━━ Extracted data

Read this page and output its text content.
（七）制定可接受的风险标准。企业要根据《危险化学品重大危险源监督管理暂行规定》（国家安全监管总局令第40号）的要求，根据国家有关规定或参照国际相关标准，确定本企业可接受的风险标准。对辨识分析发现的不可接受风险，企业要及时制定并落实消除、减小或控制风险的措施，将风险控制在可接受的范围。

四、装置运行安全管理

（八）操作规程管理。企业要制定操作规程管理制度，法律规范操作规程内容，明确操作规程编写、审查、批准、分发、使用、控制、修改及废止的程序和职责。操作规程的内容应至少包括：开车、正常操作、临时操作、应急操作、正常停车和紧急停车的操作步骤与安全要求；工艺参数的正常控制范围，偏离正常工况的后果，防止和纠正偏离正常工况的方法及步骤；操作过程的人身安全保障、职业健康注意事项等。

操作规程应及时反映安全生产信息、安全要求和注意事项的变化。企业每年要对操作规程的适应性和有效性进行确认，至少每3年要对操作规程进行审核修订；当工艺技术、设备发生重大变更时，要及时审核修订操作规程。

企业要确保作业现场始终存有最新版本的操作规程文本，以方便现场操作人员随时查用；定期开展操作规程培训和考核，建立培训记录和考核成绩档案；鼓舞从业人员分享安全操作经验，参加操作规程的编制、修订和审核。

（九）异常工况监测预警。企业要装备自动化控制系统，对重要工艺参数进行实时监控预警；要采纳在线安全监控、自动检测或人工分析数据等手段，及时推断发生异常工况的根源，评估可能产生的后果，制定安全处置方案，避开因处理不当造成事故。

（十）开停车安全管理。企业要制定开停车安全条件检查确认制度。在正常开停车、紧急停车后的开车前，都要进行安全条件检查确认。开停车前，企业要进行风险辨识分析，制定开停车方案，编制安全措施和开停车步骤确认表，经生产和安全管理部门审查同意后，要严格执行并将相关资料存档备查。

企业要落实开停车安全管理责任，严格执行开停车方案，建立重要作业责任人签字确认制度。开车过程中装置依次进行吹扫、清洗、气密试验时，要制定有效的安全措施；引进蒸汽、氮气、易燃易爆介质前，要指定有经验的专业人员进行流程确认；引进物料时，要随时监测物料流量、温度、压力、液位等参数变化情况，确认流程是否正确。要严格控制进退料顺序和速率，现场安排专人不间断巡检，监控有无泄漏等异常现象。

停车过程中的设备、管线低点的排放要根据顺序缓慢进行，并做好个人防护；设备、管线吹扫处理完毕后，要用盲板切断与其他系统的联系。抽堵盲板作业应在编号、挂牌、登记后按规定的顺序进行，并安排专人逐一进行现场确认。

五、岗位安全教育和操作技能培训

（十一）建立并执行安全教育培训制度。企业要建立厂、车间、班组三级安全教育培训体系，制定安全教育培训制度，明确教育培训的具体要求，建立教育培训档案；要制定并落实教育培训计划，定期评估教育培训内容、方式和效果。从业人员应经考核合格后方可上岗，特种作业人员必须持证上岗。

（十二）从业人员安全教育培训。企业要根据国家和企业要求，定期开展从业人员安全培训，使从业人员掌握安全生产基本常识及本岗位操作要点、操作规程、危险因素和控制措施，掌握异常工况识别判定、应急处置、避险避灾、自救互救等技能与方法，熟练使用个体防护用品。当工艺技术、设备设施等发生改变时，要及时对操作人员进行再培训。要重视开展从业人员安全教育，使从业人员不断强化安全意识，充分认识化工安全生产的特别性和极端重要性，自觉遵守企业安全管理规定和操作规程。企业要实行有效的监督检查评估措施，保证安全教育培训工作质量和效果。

━━━━
━━ Extracted data

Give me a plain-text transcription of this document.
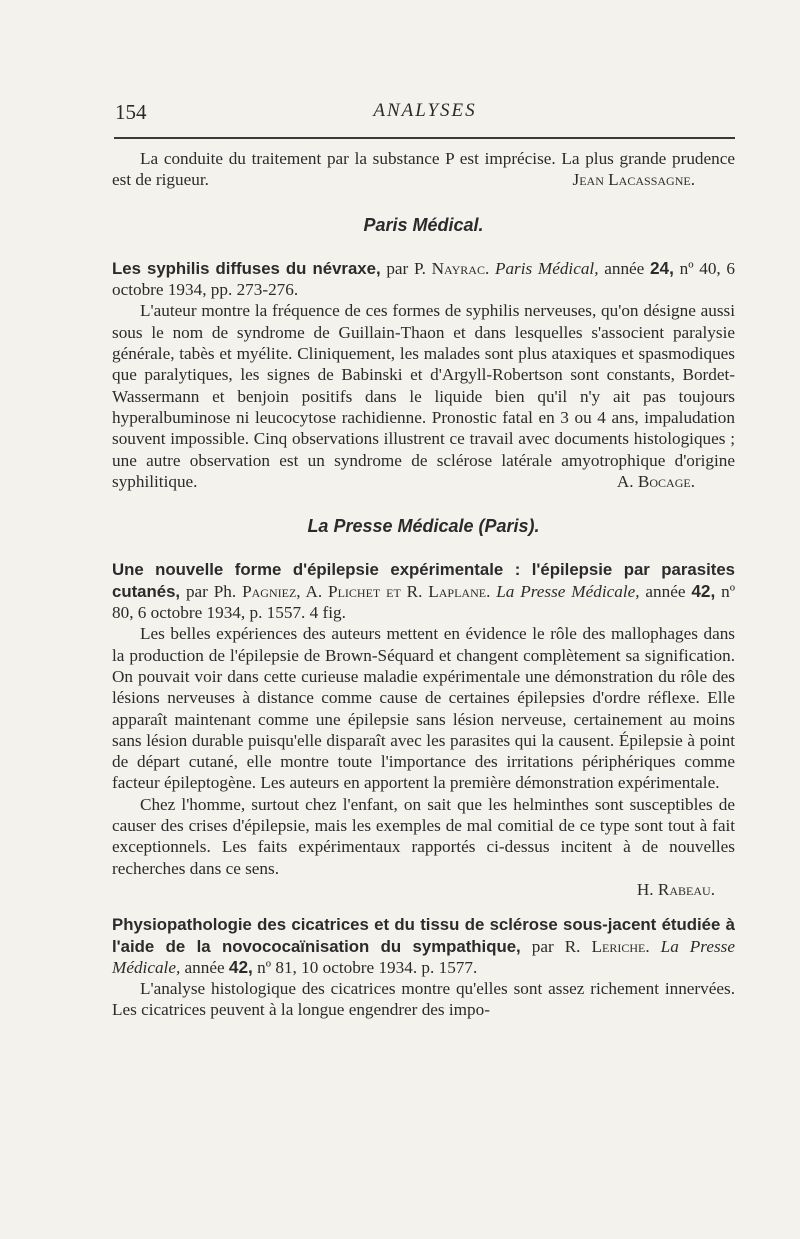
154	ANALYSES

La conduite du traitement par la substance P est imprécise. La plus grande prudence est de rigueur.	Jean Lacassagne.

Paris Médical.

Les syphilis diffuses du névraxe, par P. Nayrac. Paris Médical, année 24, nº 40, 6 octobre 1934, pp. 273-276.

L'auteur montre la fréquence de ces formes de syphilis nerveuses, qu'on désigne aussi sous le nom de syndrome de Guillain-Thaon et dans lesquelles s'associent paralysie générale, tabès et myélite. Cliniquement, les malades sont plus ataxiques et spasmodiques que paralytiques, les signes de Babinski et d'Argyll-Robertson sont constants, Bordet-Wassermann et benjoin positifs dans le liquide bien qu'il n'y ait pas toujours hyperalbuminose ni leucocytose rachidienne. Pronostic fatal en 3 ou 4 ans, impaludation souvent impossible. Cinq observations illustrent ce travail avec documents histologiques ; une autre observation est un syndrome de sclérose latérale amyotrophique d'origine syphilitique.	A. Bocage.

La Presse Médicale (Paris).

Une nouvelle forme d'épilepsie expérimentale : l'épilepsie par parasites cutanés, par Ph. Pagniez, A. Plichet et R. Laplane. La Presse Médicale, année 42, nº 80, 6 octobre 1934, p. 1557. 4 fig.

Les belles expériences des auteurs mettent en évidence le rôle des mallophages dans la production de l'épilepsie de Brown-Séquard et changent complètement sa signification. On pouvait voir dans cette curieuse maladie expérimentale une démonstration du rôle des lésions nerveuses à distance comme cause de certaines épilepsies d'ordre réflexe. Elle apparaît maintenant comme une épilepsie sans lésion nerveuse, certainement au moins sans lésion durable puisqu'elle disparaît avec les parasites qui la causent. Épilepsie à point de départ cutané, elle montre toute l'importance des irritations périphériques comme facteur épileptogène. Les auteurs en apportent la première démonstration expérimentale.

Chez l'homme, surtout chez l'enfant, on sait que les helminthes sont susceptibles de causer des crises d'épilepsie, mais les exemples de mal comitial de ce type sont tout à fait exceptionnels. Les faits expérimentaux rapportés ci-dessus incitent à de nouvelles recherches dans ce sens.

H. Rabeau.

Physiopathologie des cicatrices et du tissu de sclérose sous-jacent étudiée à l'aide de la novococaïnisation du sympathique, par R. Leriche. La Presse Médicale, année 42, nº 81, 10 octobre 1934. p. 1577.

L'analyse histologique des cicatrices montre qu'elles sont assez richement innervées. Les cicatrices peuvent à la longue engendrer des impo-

━━━━

• **Exercise task**: Lines in the records that hold the word "épilepsie" are to be counted; give only the total.

• **Solution to this problem**: 3